───── PROVIDED MATERIAL ─────

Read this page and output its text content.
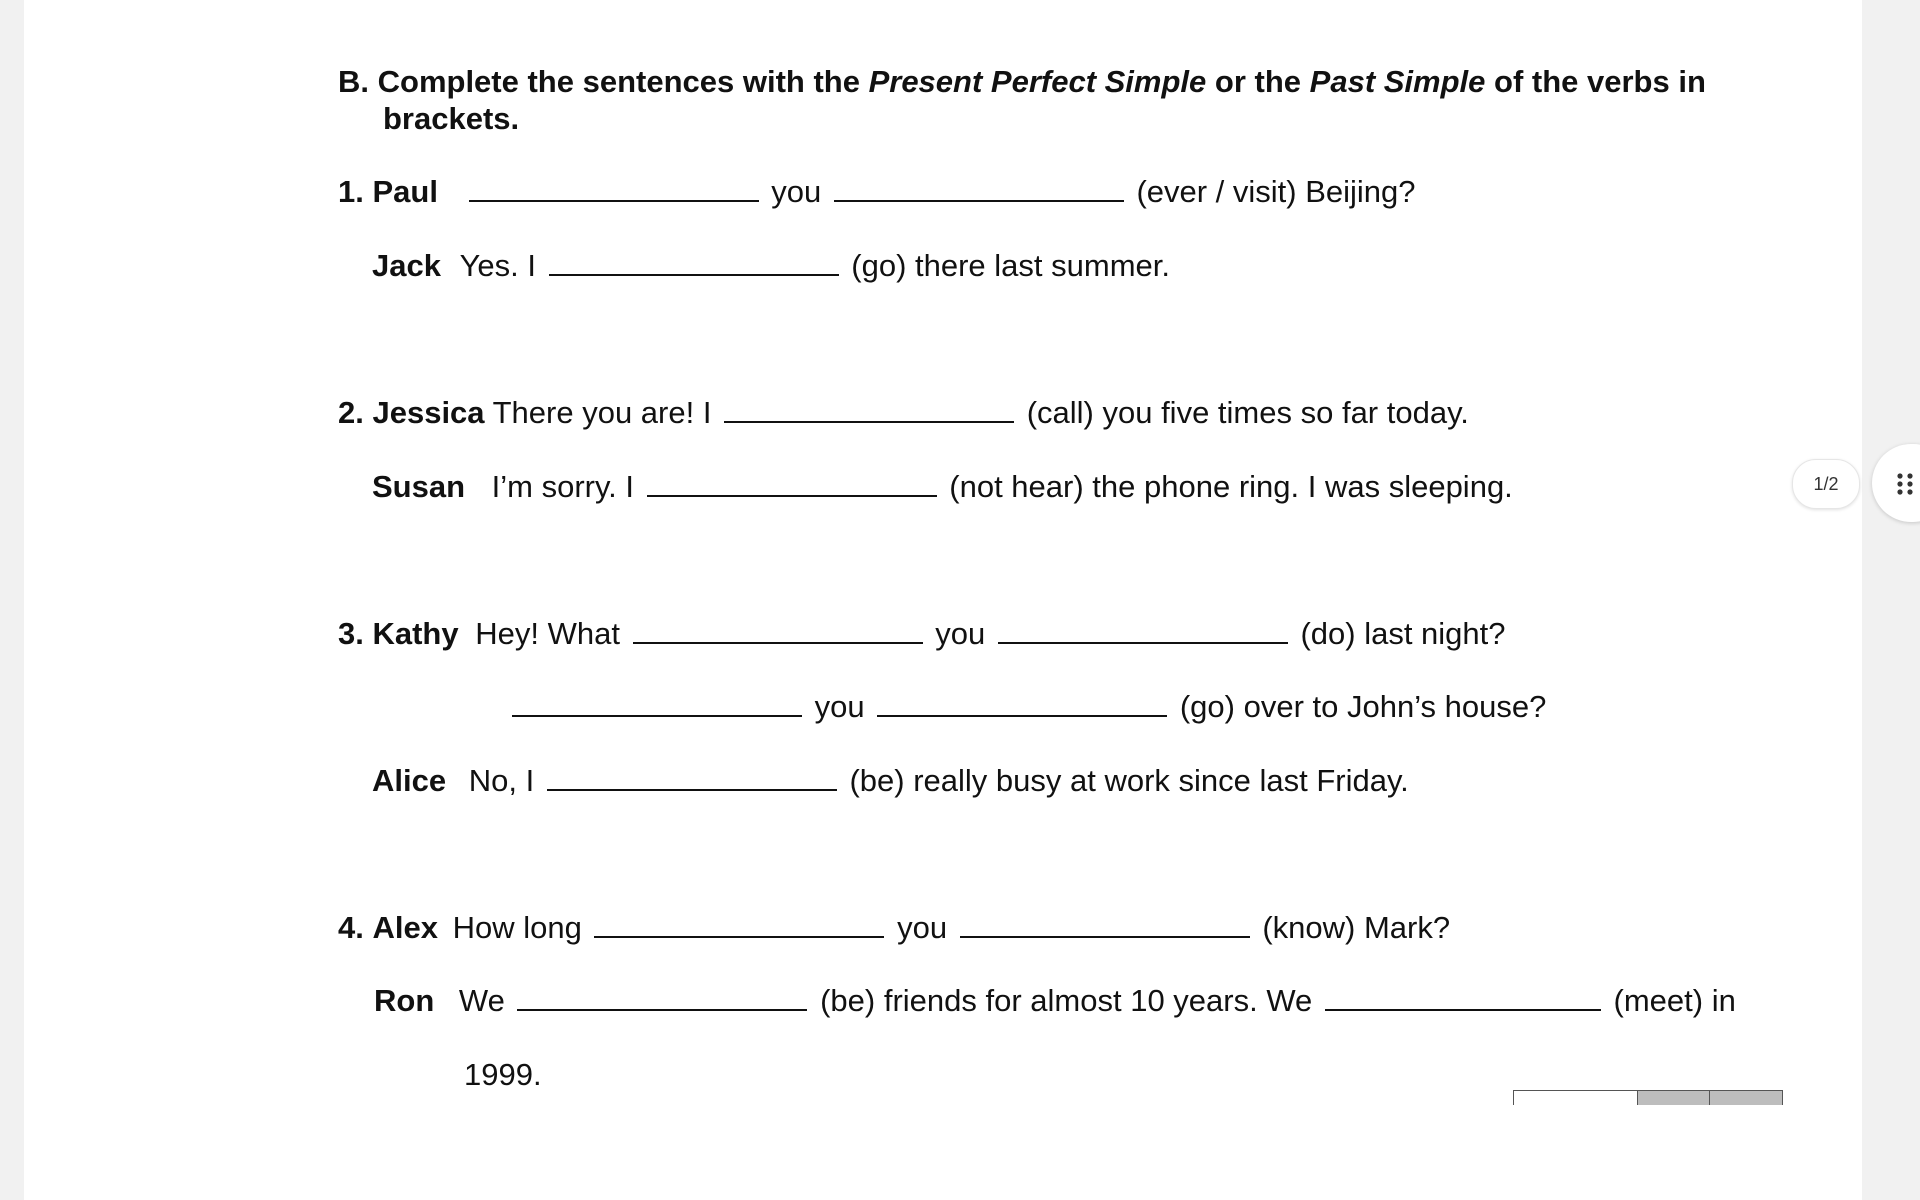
B. Complete the sentences with the Present Perfect Simple or the Past Simple of the verbs in
brackets.
1. Paul	you	(ever / visit) Beijing?
Jack Yes. I	(go) there last summer.
2. Jessica There you are! I	(call) you five times so far today.
Susan I’m sorry. I	(not hear) the phone ring. I was sleeping.
3. Kathy Hey! What	you	(do) last night?
you	(go) over to John’s house?
Alice No, I	(be) really busy at work since last Friday.
4. Alex How long	you	(know) Mark?
Ron We	(be) friends for almost 10 years. We	(meet) in
1999.
1/2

─────

Above are the records; reproduce them exactly and leave out the pictures.

• ANSWER TO THE EXERCISE
Read this page and output its text content.
B. Complete the sentences with the Present Perfect Simple or the Past Simple of the verbs in
brackets.
1. Paul	you	(ever / visit) Beijing?
Jack Yes. I	(go) there last summer.
2. Jessica There you are! I	(call) you five times so far today.
Susan I’m sorry. I	(not hear) the phone ring. I was sleeping.
3. Kathy Hey! What	you	(do) last night?
you	(go) over to John’s house?
Alice No, I	(be) really busy at work since last Friday.
4. Alex How long	you	(know) Mark?
Ron We	(be) friends for almost 10 years. We	(meet) in
1999.
1/2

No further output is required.